WHAT TO DO: Repeat the listing that follows, character for character, minus the pictures.

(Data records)
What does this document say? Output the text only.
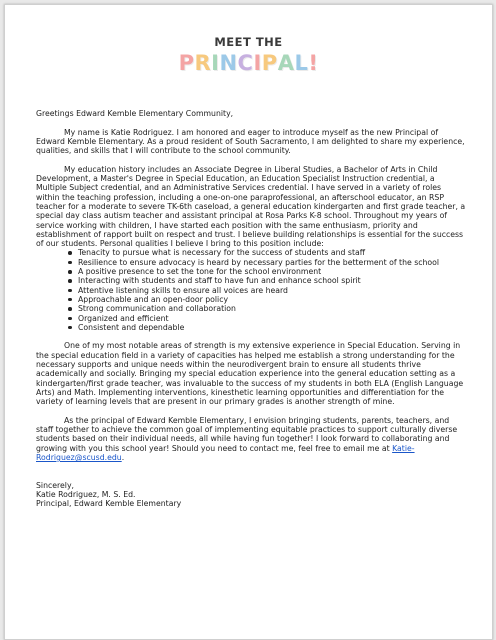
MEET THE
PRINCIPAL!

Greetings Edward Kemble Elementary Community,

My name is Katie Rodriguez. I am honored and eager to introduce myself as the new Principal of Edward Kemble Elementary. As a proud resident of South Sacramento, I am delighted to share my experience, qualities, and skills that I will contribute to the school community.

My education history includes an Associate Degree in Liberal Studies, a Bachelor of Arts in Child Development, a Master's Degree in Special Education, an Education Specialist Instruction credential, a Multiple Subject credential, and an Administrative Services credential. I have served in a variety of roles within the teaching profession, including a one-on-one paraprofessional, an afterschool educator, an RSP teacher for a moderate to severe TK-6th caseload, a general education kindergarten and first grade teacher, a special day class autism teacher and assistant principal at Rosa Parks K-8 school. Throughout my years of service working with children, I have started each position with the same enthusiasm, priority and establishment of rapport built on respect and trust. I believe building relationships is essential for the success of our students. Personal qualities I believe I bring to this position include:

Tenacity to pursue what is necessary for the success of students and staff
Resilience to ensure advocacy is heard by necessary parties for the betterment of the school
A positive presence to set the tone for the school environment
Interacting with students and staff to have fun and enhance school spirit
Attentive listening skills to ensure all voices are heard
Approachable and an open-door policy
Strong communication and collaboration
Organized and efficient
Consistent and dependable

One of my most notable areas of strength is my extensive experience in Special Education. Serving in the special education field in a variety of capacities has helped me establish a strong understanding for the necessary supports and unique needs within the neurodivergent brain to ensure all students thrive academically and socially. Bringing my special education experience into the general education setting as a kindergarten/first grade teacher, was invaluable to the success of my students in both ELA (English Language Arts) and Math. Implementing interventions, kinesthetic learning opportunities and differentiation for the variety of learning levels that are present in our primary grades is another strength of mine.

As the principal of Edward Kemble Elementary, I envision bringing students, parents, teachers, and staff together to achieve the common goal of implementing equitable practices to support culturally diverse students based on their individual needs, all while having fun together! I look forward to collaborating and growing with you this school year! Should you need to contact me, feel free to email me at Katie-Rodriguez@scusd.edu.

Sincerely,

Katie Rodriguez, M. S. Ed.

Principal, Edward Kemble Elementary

ANSWER BELOW:
What does this document say? Output the text only.
MEET THE
PRINCIPAL!

Greetings Edward Kemble Elementary Community,

My name is Katie Rodriguez. I am honored and eager to introduce myself as the new Principal of Edward Kemble Elementary. As a proud resident of South Sacramento, I am delighted to share my experience, qualities, and skills that I will contribute to the school community.

My education history includes an Associate Degree in Liberal Studies, a Bachelor of Arts in Child Development, a Master's Degree in Special Education, an Education Specialist Instruction credential, a Multiple Subject credential, and an Administrative Services credential. I have served in a variety of roles within the teaching profession, including a one-on-one paraprofessional, an afterschool educator, an RSP teacher for a moderate to severe TK-6th caseload, a general education kindergarten and first grade teacher, a special day class autism teacher and assistant principal at Rosa Parks K-8 school. Throughout my years of service working with children, I have started each position with the same enthusiasm, priority and establishment of rapport built on respect and trust. I believe building relationships is essential for the success of our students. Personal qualities I believe I bring to this position include:

Tenacity to pursue what is necessary for the success of students and staff
Resilience to ensure advocacy is heard by necessary parties for the betterment of the school
A positive presence to set the tone for the school environment
Interacting with students and staff to have fun and enhance school spirit
Attentive listening skills to ensure all voices are heard
Approachable and an open-door policy
Strong communication and collaboration
Organized and efficient
Consistent and dependable

One of my most notable areas of strength is my extensive experience in Special Education. Serving in the special education field in a variety of capacities has helped me establish a strong understanding for the necessary supports and unique needs within the neurodivergent brain to ensure all students thrive academically and socially. Bringing my special education experience into the general education setting as a kindergarten/first grade teacher, was invaluable to the success of my students in both ELA (English Language Arts) and Math. Implementing interventions, kinesthetic learning opportunities and differentiation for the variety of learning levels that are present in our primary grades is another strength of mine.

As the principal of Edward Kemble Elementary, I envision bringing students, parents, teachers, and staff together to achieve the common goal of implementing equitable practices to support culturally diverse students based on their individual needs, all while having fun together! I look forward to collaborating and growing with you this school year! Should you need to contact me, feel free to email me at Katie-Rodriguez@scusd.edu.

Sincerely,

Katie Rodriguez, M. S. Ed.

Principal, Edward Kemble Elementary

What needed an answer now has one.